### What is being asked
Retype each entry below exactly as it stands.

### Rows
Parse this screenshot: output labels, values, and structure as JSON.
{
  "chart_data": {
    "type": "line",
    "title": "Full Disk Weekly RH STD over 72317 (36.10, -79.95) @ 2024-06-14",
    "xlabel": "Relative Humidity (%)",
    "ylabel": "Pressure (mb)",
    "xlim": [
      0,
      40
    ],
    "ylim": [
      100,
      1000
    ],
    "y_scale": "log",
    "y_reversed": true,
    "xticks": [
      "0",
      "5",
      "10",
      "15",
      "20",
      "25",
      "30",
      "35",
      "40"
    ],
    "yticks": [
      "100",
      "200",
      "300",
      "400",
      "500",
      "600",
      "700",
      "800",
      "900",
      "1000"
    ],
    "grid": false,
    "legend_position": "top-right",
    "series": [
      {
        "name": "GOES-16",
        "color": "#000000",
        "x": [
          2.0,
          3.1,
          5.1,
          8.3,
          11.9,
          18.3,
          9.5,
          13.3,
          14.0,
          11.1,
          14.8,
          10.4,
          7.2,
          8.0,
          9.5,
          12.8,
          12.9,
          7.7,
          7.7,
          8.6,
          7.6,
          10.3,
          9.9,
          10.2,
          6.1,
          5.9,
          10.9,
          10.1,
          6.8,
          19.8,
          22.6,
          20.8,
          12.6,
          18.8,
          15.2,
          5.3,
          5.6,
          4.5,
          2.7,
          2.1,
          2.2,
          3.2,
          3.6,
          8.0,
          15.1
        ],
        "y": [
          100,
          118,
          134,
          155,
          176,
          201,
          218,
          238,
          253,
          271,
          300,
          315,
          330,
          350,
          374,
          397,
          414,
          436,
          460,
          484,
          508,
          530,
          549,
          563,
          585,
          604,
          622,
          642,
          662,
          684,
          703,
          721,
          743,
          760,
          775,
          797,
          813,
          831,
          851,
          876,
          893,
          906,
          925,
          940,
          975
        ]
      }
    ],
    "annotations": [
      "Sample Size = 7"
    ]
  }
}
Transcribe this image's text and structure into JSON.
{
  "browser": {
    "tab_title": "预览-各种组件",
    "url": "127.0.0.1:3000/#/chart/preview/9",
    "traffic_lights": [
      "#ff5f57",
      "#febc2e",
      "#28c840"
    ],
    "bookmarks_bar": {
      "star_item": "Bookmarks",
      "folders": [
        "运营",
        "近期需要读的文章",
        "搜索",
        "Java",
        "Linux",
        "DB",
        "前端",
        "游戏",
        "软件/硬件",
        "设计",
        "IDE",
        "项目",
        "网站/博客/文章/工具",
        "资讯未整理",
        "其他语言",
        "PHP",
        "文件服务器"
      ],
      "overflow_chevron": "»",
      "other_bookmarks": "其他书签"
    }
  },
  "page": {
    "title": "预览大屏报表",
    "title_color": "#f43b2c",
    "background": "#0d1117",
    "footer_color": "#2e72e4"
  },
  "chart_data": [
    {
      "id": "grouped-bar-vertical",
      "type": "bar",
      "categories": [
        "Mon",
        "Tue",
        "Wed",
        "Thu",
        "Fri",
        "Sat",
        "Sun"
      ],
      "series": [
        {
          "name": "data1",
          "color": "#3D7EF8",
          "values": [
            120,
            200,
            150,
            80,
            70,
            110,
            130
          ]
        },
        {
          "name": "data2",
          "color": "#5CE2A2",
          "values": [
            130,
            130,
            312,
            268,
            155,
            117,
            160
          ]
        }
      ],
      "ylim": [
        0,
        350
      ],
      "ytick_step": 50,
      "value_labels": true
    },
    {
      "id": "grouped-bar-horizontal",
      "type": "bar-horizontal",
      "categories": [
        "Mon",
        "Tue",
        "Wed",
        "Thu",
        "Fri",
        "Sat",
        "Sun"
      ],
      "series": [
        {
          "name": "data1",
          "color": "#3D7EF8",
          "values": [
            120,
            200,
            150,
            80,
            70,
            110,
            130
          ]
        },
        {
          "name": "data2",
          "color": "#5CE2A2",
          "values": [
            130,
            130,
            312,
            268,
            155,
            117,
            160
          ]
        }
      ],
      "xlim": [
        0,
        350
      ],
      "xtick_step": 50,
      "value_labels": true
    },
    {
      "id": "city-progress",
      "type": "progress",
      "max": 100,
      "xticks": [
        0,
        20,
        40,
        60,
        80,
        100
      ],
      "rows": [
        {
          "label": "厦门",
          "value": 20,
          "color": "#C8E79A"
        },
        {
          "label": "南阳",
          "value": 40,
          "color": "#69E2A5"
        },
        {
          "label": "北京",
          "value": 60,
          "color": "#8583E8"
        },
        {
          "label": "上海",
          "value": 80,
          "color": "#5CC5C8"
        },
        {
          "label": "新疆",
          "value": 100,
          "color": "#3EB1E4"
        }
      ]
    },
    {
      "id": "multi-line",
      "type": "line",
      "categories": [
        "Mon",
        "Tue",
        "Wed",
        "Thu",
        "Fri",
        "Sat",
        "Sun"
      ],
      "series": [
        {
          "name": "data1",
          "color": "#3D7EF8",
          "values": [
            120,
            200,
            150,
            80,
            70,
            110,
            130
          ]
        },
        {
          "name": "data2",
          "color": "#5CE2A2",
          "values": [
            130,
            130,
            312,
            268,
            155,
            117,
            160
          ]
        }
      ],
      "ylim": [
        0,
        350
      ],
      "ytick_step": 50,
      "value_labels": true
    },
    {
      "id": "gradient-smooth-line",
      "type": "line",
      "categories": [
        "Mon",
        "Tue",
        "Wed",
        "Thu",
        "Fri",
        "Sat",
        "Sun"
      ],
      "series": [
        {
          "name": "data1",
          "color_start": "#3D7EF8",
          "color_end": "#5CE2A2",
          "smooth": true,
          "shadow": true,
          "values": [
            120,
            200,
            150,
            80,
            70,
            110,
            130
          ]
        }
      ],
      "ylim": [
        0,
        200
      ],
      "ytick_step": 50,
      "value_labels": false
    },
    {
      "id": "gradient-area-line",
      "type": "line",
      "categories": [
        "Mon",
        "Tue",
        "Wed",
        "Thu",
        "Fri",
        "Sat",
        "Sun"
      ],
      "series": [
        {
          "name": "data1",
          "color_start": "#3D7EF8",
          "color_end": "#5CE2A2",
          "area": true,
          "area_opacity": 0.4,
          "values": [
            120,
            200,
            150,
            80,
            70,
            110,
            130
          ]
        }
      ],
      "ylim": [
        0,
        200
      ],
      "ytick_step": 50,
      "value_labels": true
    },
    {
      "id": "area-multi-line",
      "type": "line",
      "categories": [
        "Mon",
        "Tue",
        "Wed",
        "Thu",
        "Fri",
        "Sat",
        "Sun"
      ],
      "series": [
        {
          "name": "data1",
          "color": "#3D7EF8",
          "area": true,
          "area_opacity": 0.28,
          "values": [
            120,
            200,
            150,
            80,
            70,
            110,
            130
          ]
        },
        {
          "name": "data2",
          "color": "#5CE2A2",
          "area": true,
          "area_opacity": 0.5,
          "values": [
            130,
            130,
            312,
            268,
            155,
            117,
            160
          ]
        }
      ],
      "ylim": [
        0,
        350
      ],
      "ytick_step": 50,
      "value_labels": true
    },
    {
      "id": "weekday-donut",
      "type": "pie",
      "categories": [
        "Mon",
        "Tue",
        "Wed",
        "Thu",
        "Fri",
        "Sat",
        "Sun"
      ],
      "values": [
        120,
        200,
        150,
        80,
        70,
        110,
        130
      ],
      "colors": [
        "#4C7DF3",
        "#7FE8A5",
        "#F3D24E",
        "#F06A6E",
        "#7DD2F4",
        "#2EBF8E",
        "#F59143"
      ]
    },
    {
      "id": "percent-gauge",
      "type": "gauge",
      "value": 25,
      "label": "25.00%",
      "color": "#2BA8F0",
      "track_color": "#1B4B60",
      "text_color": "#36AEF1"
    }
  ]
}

### Full solution
Parse this screenshot: output labels, values, and structure as JSON.
{
  "chart_data": {
    "type": "line",
    "title": "Full Disk Weekly RH STD over 72317 (36.10, -79.95) @ 2024-06-14",
    "xlabel": "Relative Humidity (%)",
    "ylabel": "Pressure (mb)",
    "xlim": [
      0,
      40
    ],
    "ylim": [
      100,
      1000
    ],
    "y_scale": "log",
    "y_reversed": true,
    "xticks": [
      "0",
      "5",
      "10",
      "15",
      "20",
      "25",
      "30",
      "35",
      "40"
    ],
    "yticks": [
      "100",
      "200",
      "300",
      "400",
      "500",
      "600",
      "700",
      "800",
      "900",
      "1000"
    ],
    "grid": false,
    "legend_position": "top-right",
    "series": [
      {
        "name": "GOES-16",
        "color": "#000000",
        "x": [
          2.0,
          3.1,
          5.1,
          8.3,
          11.9,
          18.3,
          9.5,
          13.3,
          14.0,
          11.1,
          14.8,
          10.4,
          7.2,
          8.0,
          9.5,
          12.8,
          12.9,
          7.7,
          7.7,
          8.6,
          7.6,
          10.3,
          9.9,
          10.2,
          6.1,
          5.9,
          10.9,
          10.1,
          6.8,
          19.8,
          22.6,
          20.8,
          12.6,
          18.8,
          15.2,
          5.3,
          5.6,
          4.5,
          2.7,
          2.1,
          2.2,
          3.2,
          3.6,
          8.0,
          15.1
        ],
        "y": [
          100,
          118,
          134,
          155,
          176,
          201,
          218,
          238,
          253,
          271,
          300,
          315,
          330,
          350,
          374,
          397,
          414,
          436,
          460,
          484,
          508,
          530,
          549,
          563,
          585,
          604,
          622,
          642,
          662,
          684,
          703,
          721,
          743,
          760,
          775,
          797,
          813,
          831,
          851,
          876,
          893,
          906,
          925,
          940,
          975
        ]
      }
    ],
    "annotations": [
      "Sample Size = 7"
    ]
  }
}
Transcribe this image's text and structure into JSON.
{
  "browser": {
    "tab_title": "预览-各种组件",
    "url": "127.0.0.1:3000/#/chart/preview/9",
    "traffic_lights": [
      "#ff5f57",
      "#febc2e",
      "#28c840"
    ],
    "bookmarks_bar": {
      "star_item": "Bookmarks",
      "folders": [
        "运营",
        "近期需要读的文章",
        "搜索",
        "Java",
        "Linux",
        "DB",
        "前端",
        "游戏",
        "软件/硬件",
        "设计",
        "IDE",
        "项目",
        "网站/博客/文章/工具",
        "资讯未整理",
        "其他语言",
        "PHP",
        "文件服务器"
      ],
      "overflow_chevron": "»",
      "other_bookmarks": "其他书签"
    }
  },
  "page": {
    "title": "预览大屏报表",
    "title_color": "#f43b2c",
    "background": "#0d1117",
    "footer_color": "#2e72e4"
  },
  "chart_data": [
    {
      "id": "grouped-bar-vertical",
      "type": "bar",
      "categories": [
        "Mon",
        "Tue",
        "Wed",
        "Thu",
        "Fri",
        "Sat",
        "Sun"
      ],
      "series": [
        {
          "name": "data1",
          "color": "#3D7EF8",
          "values": [
            120,
            200,
            150,
            80,
            70,
            110,
            130
          ]
        },
        {
          "name": "data2",
          "color": "#5CE2A2",
          "values": [
            130,
            130,
            312,
            268,
            155,
            117,
            160
          ]
        }
      ],
      "ylim": [
        0,
        350
      ],
      "ytick_step": 50,
      "value_labels": true
    },
    {
      "id": "grouped-bar-horizontal",
      "type": "bar-horizontal",
      "categories": [
        "Mon",
        "Tue",
        "Wed",
        "Thu",
        "Fri",
        "Sat",
        "Sun"
      ],
      "series": [
        {
          "name": "data1",
          "color": "#3D7EF8",
          "values": [
            120,
            200,
            150,
            80,
            70,
            110,
            130
          ]
        },
        {
          "name": "data2",
          "color": "#5CE2A2",
          "values": [
            130,
            130,
            312,
            268,
            155,
            117,
            160
          ]
        }
      ],
      "xlim": [
        0,
        350
      ],
      "xtick_step": 50,
      "value_labels": true
    },
    {
      "id": "city-progress",
      "type": "progress",
      "max": 100,
      "xticks": [
        0,
        20,
        40,
        60,
        80,
        100
      ],
      "rows": [
        {
          "label": "厦门",
          "value": 20,
          "color": "#C8E79A"
        },
        {
          "label": "南阳",
          "value": 40,
          "color": "#69E2A5"
        },
        {
          "label": "北京",
          "value": 60,
          "color": "#8583E8"
        },
        {
          "label": "上海",
          "value": 80,
          "color": "#5CC5C8"
        },
        {
          "label": "新疆",
          "value": 100,
          "color": "#3EB1E4"
        }
      ]
    },
    {
      "id": "multi-line",
      "type": "line",
      "categories": [
        "Mon",
        "Tue",
        "Wed",
        "Thu",
        "Fri",
        "Sat",
        "Sun"
      ],
      "series": [
        {
          "name": "data1",
          "color": "#3D7EF8",
          "values": [
            120,
            200,
            150,
            80,
            70,
            110,
            130
          ]
        },
        {
          "name": "data2",
          "color": "#5CE2A2",
          "values": [
            130,
            130,
            312,
            268,
            155,
            117,
            160
          ]
        }
      ],
      "ylim": [
        0,
        350
      ],
      "ytick_step": 50,
      "value_labels": true
    },
    {
      "id": "gradient-smooth-line",
      "type": "line",
      "categories": [
        "Mon",
        "Tue",
        "Wed",
        "Thu",
        "Fri",
        "Sat",
        "Sun"
      ],
      "series": [
        {
          "name": "data1",
          "color_start": "#3D7EF8",
          "color_end": "#5CE2A2",
          "smooth": true,
          "shadow": true,
          "values": [
            120,
            200,
            150,
            80,
            70,
            110,
            130
          ]
        }
      ],
      "ylim": [
        0,
        200
      ],
      "ytick_step": 50,
      "value_labels": false
    },
    {
      "id": "gradient-area-line",
      "type": "line",
      "categories": [
        "Mon",
        "Tue",
        "Wed",
        "Thu",
        "Fri",
        "Sat",
        "Sun"
      ],
      "series": [
        {
          "name": "data1",
          "color_start": "#3D7EF8",
          "color_end": "#5CE2A2",
          "area": true,
          "area_opacity": 0.4,
          "values": [
            120,
            200,
            150,
            80,
            70,
            110,
            130
          ]
        }
      ],
      "ylim": [
        0,
        200
      ],
      "ytick_step": 50,
      "value_labels": true
    },
    {
      "id": "area-multi-line",
      "type": "line",
      "categories": [
        "Mon",
        "Tue",
        "Wed",
        "Thu",
        "Fri",
        "Sat",
        "Sun"
      ],
      "series": [
        {
          "name": "data1",
          "color": "#3D7EF8",
          "area": true,
          "area_opacity": 0.28,
          "values": [
            120,
            200,
            150,
            80,
            70,
            110,
            130
          ]
        },
        {
          "name": "data2",
          "color": "#5CE2A2",
          "area": true,
          "area_opacity": 0.5,
          "values": [
            130,
            130,
            312,
            268,
            155,
            117,
            160
          ]
        }
      ],
      "ylim": [
        0,
        350
      ],
      "ytick_step": 50,
      "value_labels": true
    },
    {
      "id": "weekday-donut",
      "type": "pie",
      "categories": [
        "Mon",
        "Tue",
        "Wed",
        "Thu",
        "Fri",
        "Sat",
        "Sun"
      ],
      "values": [
        120,
        200,
        150,
        80,
        70,
        110,
        130
      ],
      "colors": [
        "#4C7DF3",
        "#7FE8A5",
        "#F3D24E",
        "#F06A6E",
        "#7DD2F4",
        "#2EBF8E",
        "#F59143"
      ]
    },
    {
      "id": "percent-gauge",
      "type": "gauge",
      "value": 25,
      "label": "25.00%",
      "color": "#2BA8F0",
      "track_color": "#1B4B60",
      "text_color": "#36AEF1"
    }
  ]
}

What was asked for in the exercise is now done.